→ The records:
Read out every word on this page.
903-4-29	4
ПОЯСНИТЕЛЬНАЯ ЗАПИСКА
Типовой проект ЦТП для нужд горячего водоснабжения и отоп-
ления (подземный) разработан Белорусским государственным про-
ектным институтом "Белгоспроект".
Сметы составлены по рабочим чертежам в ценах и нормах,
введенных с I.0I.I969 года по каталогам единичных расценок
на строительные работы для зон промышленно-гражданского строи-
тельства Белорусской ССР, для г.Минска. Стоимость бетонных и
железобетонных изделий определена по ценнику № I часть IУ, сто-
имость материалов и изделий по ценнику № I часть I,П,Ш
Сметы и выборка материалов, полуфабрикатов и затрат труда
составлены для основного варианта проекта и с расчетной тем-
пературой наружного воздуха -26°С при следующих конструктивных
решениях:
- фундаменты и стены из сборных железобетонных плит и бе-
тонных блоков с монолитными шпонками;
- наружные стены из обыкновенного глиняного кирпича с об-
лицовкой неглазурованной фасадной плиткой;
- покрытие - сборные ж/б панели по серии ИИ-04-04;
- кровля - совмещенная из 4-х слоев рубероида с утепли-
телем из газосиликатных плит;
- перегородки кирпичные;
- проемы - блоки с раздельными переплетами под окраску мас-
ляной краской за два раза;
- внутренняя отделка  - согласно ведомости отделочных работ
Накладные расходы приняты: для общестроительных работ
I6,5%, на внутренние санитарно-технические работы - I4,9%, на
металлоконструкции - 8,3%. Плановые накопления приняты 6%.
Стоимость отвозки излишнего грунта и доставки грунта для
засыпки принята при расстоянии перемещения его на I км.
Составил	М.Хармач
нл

→ The exercise:
Each line above must be printed exactly as it appears.

→ Solution to this exercise:
Read out every word on this page.
903-4-29	4
ПОЯСНИТЕЛЬНАЯ ЗАПИСКА
Типовой проект ЦТП для нужд горячего водоснабжения и отоп-
ления (подземный) разработан Белорусским государственным про-
ектным институтом "Белгоспроект".
Сметы составлены по рабочим чертежам в ценах и нормах,
введенных с I.0I.I969 года по каталогам единичных расценок
на строительные работы для зон промышленно-гражданского строи-
тельства Белорусской ССР, для г.Минска. Стоимость бетонных и
железобетонных изделий определена по ценнику № I часть IУ, сто-
имость материалов и изделий по ценнику № I часть I,П,Ш
Сметы и выборка материалов, полуфабрикатов и затрат труда
составлены для основного варианта проекта и с расчетной тем-
пературой наружного воздуха -26°С при следующих конструктивных
решениях:
- фундаменты и стены из сборных железобетонных плит и бе-
тонных блоков с монолитными шпонками;
- наружные стены из обыкновенного глиняного кирпича с об-
лицовкой неглазурованной фасадной плиткой;
- покрытие - сборные ж/б панели по серии ИИ-04-04;
- кровля - совмещенная из 4-х слоев рубероида с утепли-
телем из газосиликатных плит;
- перегородки кирпичные;
- проемы - блоки с раздельными переплетами под окраску мас-
ляной краской за два раза;
- внутренняя отделка  - согласно ведомости отделочных работ
Накладные расходы приняты: для общестроительных работ
I6,5%, на внутренние санитарно-технические работы - I4,9%, на
металлоконструкции - 8,3%. Плановые накопления приняты 6%.
Стоимость отвозки излишнего грунта и доставки грунта для
засыпки принята при расстоянии перемещения его на I км.
Составил	М.Хармач
нл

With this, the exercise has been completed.